To be done: Transcribe the material in full. Nothing should differ except that the pictures are left out.

Data listing:
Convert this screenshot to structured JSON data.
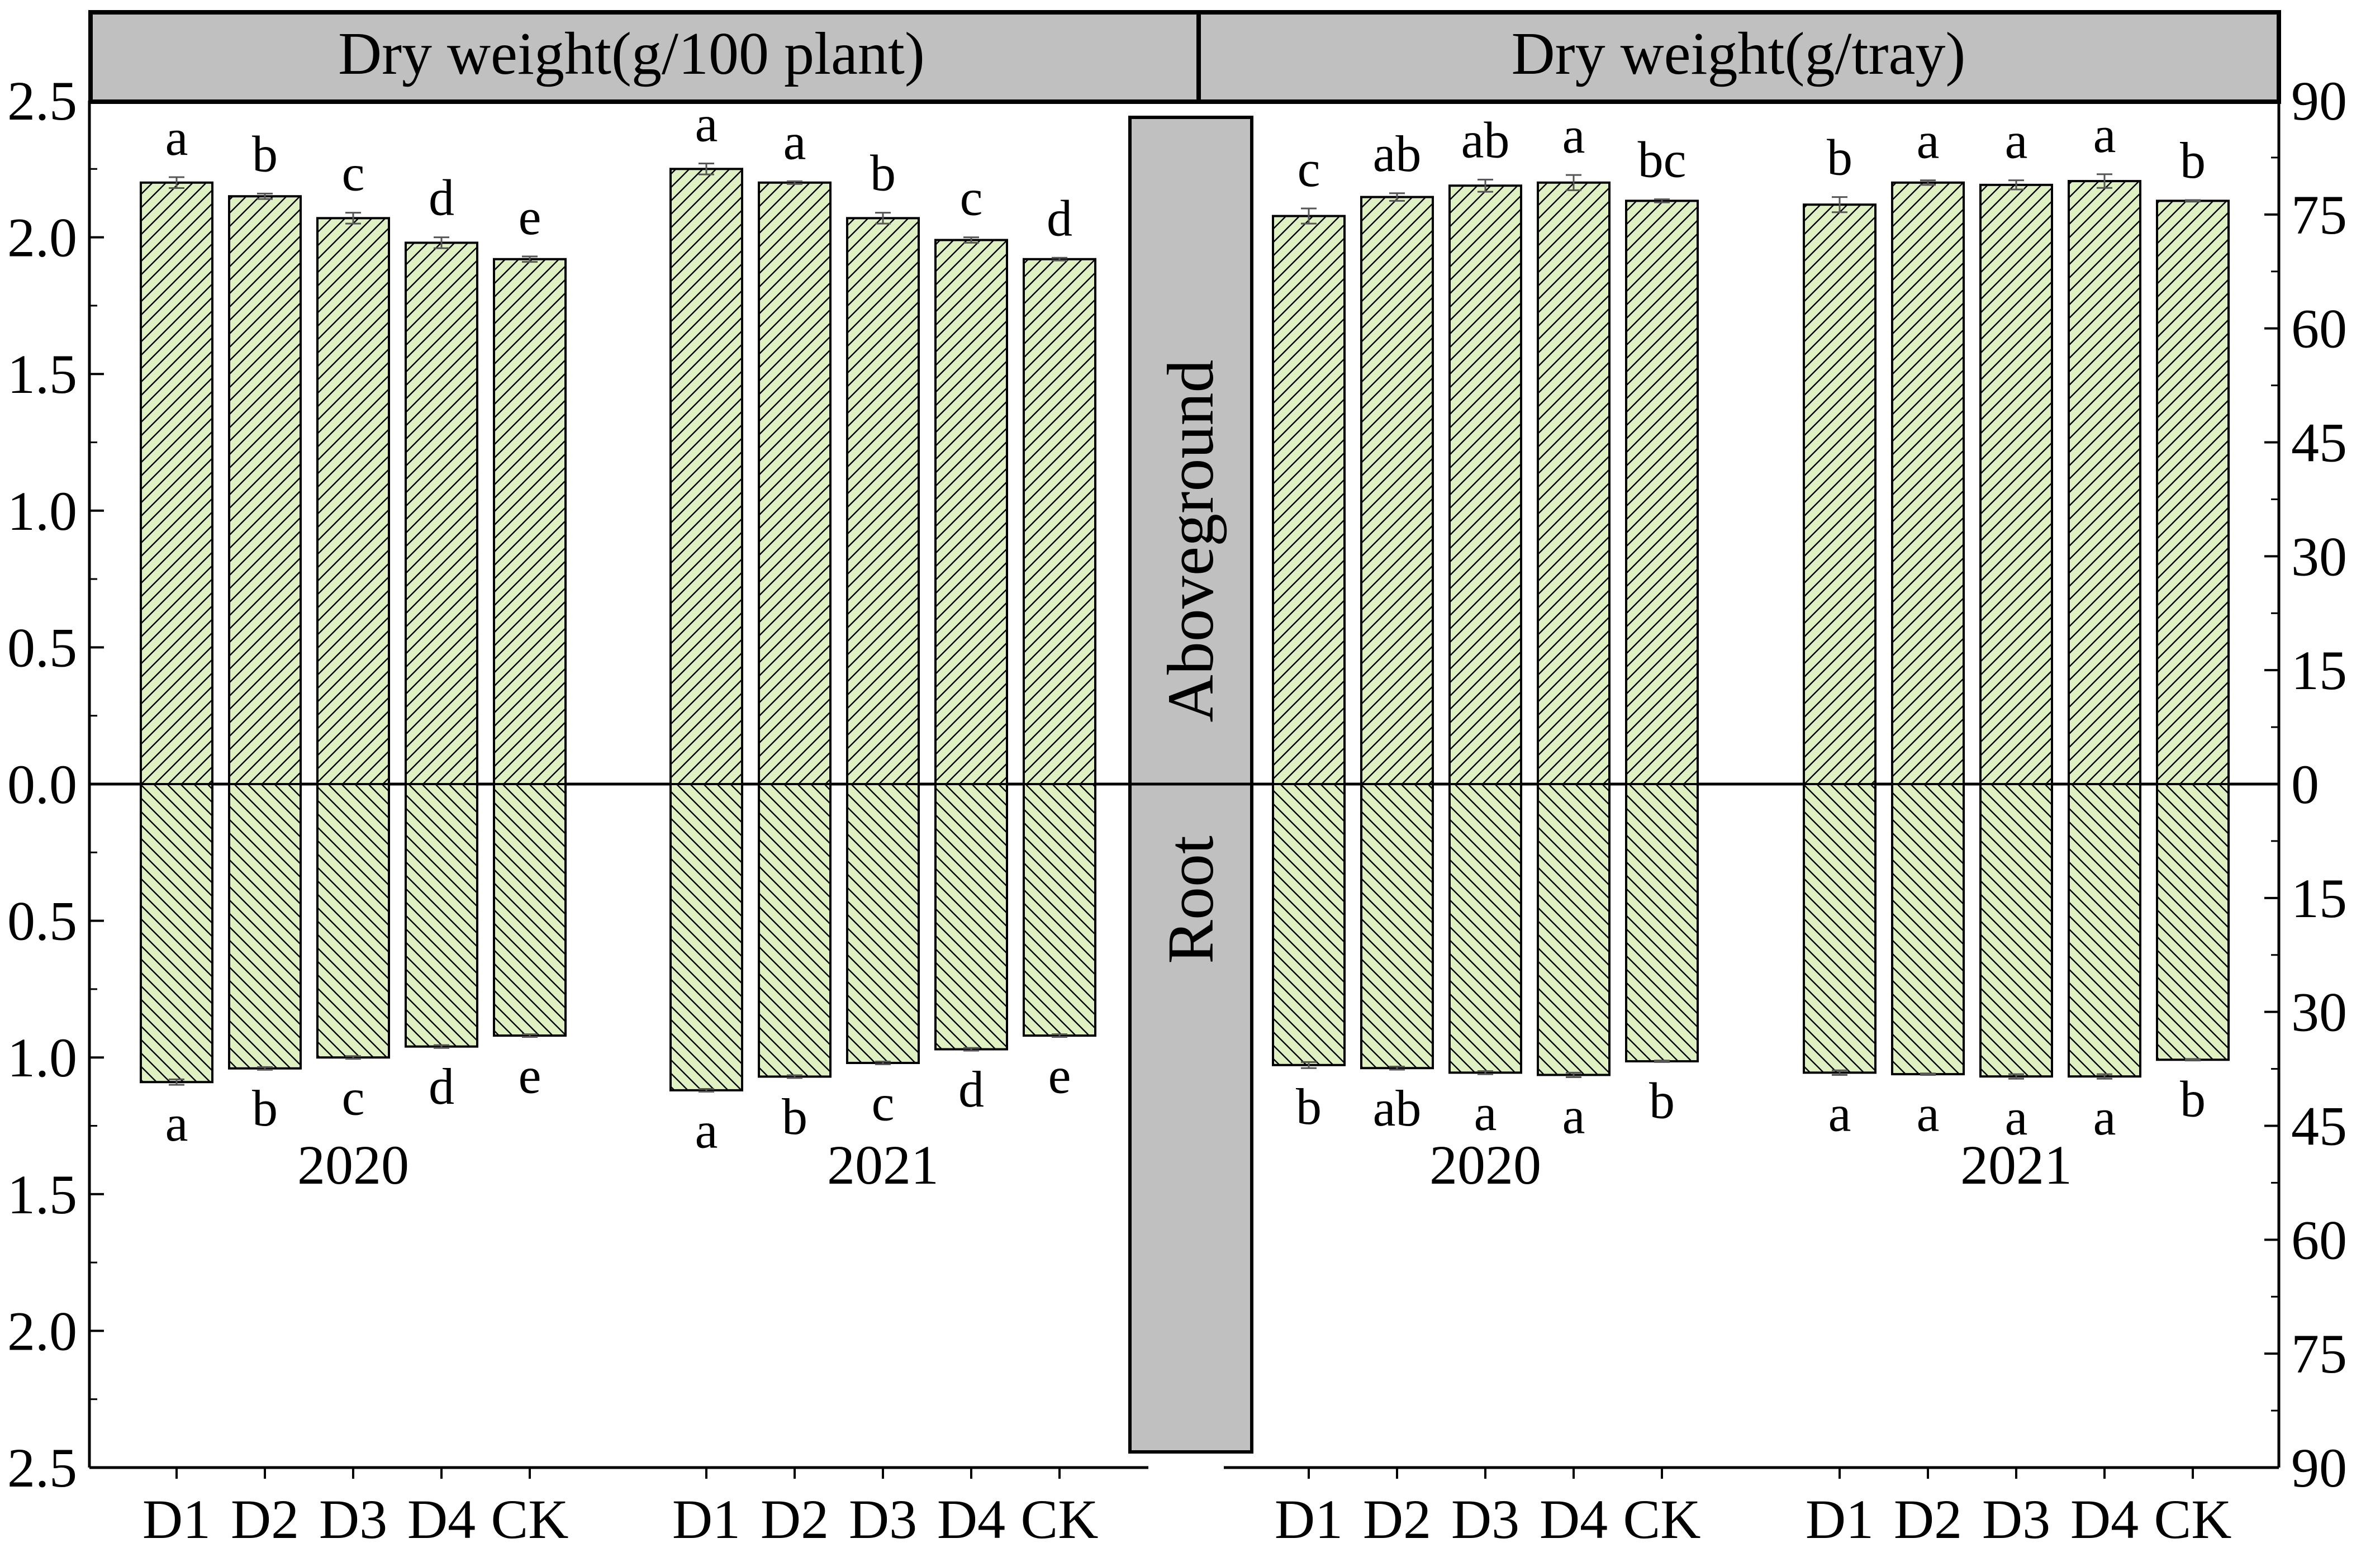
{
  "chart_data": {
    "type": "bar",
    "hatch_color": "#000000",
    "bar_fill": "#dff0c2",
    "panel_fill": "#c0c0c0",
    "panels": [
      {
        "header": "Dry weight(g/100 plant)",
        "axis_side": "left",
        "ylim_top": [
          0,
          2.5
        ],
        "ylim_bottom": [
          0,
          2.5
        ],
        "yticks_top": [
          "0.0",
          "0.5",
          "1.0",
          "1.5",
          "2.0",
          "2.5"
        ],
        "yticks_bottom": [
          "0.5",
          "1.0",
          "1.5",
          "2.0",
          "2.5"
        ],
        "groups": [
          {
            "year": "2020",
            "categories": [
              "D1",
              "D2",
              "D3",
              "D4",
              "CK"
            ],
            "aboveground": [
              2.2,
              2.15,
              2.07,
              1.98,
              1.92
            ],
            "aboveground_err": [
              0.02,
              0.01,
              0.02,
              0.02,
              0.01
            ],
            "aboveground_sig": [
              "a",
              "b",
              "c",
              "d",
              "e"
            ],
            "root": [
              1.09,
              1.04,
              1.0,
              0.96,
              0.92
            ],
            "root_err": [
              0.01,
              0.005,
              0.005,
              0.005,
              0.005
            ],
            "root_sig": [
              "a",
              "b",
              "c",
              "d",
              "e"
            ]
          },
          {
            "year": "2021",
            "categories": [
              "D1",
              "D2",
              "D3",
              "D4",
              "CK"
            ],
            "aboveground": [
              2.25,
              2.2,
              2.07,
              1.99,
              1.92
            ],
            "aboveground_err": [
              0.02,
              0.005,
              0.02,
              0.01,
              0.005
            ],
            "aboveground_sig": [
              "a",
              "a",
              "b",
              "c",
              "d"
            ],
            "root": [
              1.12,
              1.07,
              1.02,
              0.97,
              0.92
            ],
            "root_err": [
              0.005,
              0.005,
              0.005,
              0.005,
              0.005
            ],
            "root_sig": [
              "a",
              "b",
              "c",
              "d",
              "e"
            ]
          }
        ]
      },
      {
        "header": "Dry weight(g/tray)",
        "axis_side": "right",
        "ylim_top": [
          0,
          90
        ],
        "ylim_bottom": [
          0,
          90
        ],
        "yticks_top": [
          "0",
          "15",
          "30",
          "45",
          "60",
          "75",
          "90"
        ],
        "yticks_bottom": [
          "15",
          "30",
          "45",
          "60",
          "75",
          "90"
        ],
        "groups": [
          {
            "year": "2020",
            "categories": [
              "D1",
              "D2",
              "D3",
              "D4",
              "CK"
            ],
            "aboveground": [
              74.8,
              77.3,
              78.8,
              79.2,
              76.8
            ],
            "aboveground_err": [
              1.0,
              0.5,
              0.8,
              1.0,
              0.2
            ],
            "aboveground_sig": [
              "c",
              "ab",
              "ab",
              "a",
              "bc"
            ],
            "root": [
              37.0,
              37.4,
              38.0,
              38.3,
              36.5
            ],
            "root_err": [
              0.4,
              0.2,
              0.2,
              0.3,
              0.1
            ],
            "root_sig": [
              "b",
              "ab",
              "a",
              "a",
              "b"
            ]
          },
          {
            "year": "2021",
            "categories": [
              "D1",
              "D2",
              "D3",
              "D4",
              "CK"
            ],
            "aboveground": [
              76.3,
              79.2,
              78.9,
              79.4,
              76.8
            ],
            "aboveground_err": [
              1.0,
              0.3,
              0.6,
              0.9,
              0.1
            ],
            "aboveground_sig": [
              "b",
              "a",
              "a",
              "a",
              "b"
            ],
            "root": [
              38.0,
              38.2,
              38.5,
              38.5,
              36.3
            ],
            "root_err": [
              0.3,
              0.1,
              0.3,
              0.3,
              0.1
            ],
            "root_sig": [
              "a",
              "a",
              "a",
              "a",
              "b"
            ]
          }
        ]
      }
    ],
    "middle_labels": {
      "aboveground": "Aboveground",
      "root": "Root"
    }
  }
}
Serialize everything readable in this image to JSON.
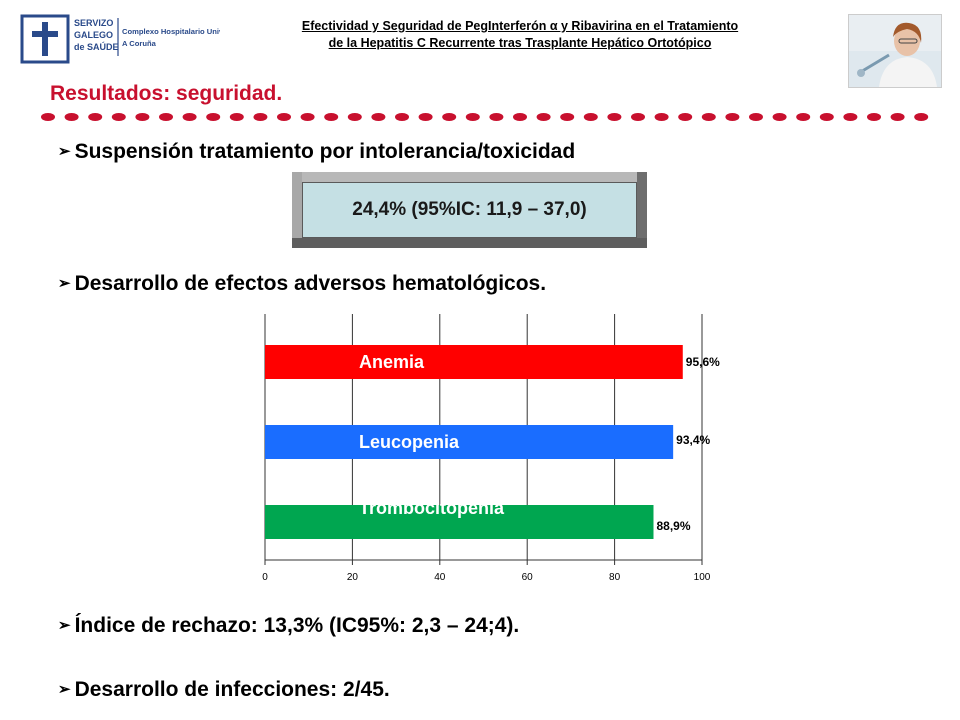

Full solution:
Convert this screenshot to structured JSON data.
{
  "chart_data": {
    "type": "bar",
    "hatch_color": "#000000",
    "bar_fill": "#dff0c2",
    "panel_fill": "#c0c0c0",
    "panels": [
      {
        "header": "Dry weight(g/100 plant)",
        "axis_side": "left",
        "ylim_top": [
          0,
          2.5
        ],
        "ylim_bottom": [
          0,
          2.5
        ],
        "yticks_top": [
          "0.0",
          "0.5",
          "1.0",
          "1.5",
          "2.0",
          "2.5"
        ],
        "yticks_bottom": [
          "0.5",
          "1.0",
          "1.5",
          "2.0",
          "2.5"
        ],
        "groups": [
          {
            "year": "2020",
            "categories": [
              "D1",
              "D2",
              "D3",
              "D4",
              "CK"
            ],
            "aboveground": [
              2.2,
              2.15,
              2.07,
              1.98,
              1.92
            ],
            "aboveground_err": [
              0.02,
              0.01,
              0.02,
              0.02,
              0.01
            ],
            "aboveground_sig": [
              "a",
              "b",
              "c",
              "d",
              "e"
            ],
            "root": [
              1.09,
              1.04,
              1.0,
              0.96,
              0.92
            ],
            "root_err": [
              0.01,
              0.005,
              0.005,
              0.005,
              0.005
            ],
            "root_sig": [
              "a",
              "b",
              "c",
              "d",
              "e"
            ]
          },
          {
            "year": "2021",
            "categories": [
              "D1",
              "D2",
              "D3",
              "D4",
              "CK"
            ],
            "aboveground": [
              2.25,
              2.2,
              2.07,
              1.99,
              1.92
            ],
            "aboveground_err": [
              0.02,
              0.005,
              0.02,
              0.01,
              0.005
            ],
            "aboveground_sig": [
              "a",
              "a",
              "b",
              "c",
              "d"
            ],
            "root": [
              1.12,
              1.07,
              1.02,
              0.97,
              0.92
            ],
            "root_err": [
              0.005,
              0.005,
              0.005,
              0.005,
              0.005
            ],
            "root_sig": [
              "a",
              "b",
              "c",
              "d",
              "e"
            ]
          }
        ]
      },
      {
        "header": "Dry weight(g/tray)",
        "axis_side": "right",
        "ylim_top": [
          0,
          90
        ],
        "ylim_bottom": [
          0,
          90
        ],
        "yticks_top": [
          "0",
          "15",
          "30",
          "45",
          "60",
          "75",
          "90"
        ],
        "yticks_bottom": [
          "15",
          "30",
          "45",
          "60",
          "75",
          "90"
        ],
        "groups": [
          {
            "year": "2020",
            "categories": [
              "D1",
              "D2",
              "D3",
              "D4",
              "CK"
            ],
            "aboveground": [
              74.8,
              77.3,
              78.8,
              79.2,
              76.8
            ],
            "aboveground_err": [
              1.0,
              0.5,
              0.8,
              1.0,
              0.2
            ],
            "aboveground_sig": [
              "c",
              "ab",
              "ab",
              "a",
              "bc"
            ],
            "root": [
              37.0,
              37.4,
              38.0,
              38.3,
              36.5
            ],
            "root_err": [
              0.4,
              0.2,
              0.2,
              0.3,
              0.1
            ],
            "root_sig": [
              "b",
              "ab",
              "a",
              "a",
              "b"
            ]
          },
          {
            "year": "2021",
            "categories": [
              "D1",
              "D2",
              "D3",
              "D4",
              "CK"
            ],
            "aboveground": [
              76.3,
              79.2,
              78.9,
              79.4,
              76.8
            ],
            "aboveground_err": [
              1.0,
              0.3,
              0.6,
              0.9,
              0.1
            ],
            "aboveground_sig": [
              "b",
              "a",
              "a",
              "a",
              "b"
            ],
            "root": [
              38.0,
              38.2,
              38.5,
              38.5,
              36.3
            ],
            "root_err": [
              0.3,
              0.1,
              0.3,
              0.3,
              0.1
            ],
            "root_sig": [
              "a",
              "a",
              "a",
              "a",
              "b"
            ]
          }
        ]
      }
    ],
    "middle_labels": {
      "aboveground": "Aboveground",
      "root": "Root"
    }
  }
}
Serialize everything readable in this image to JSON.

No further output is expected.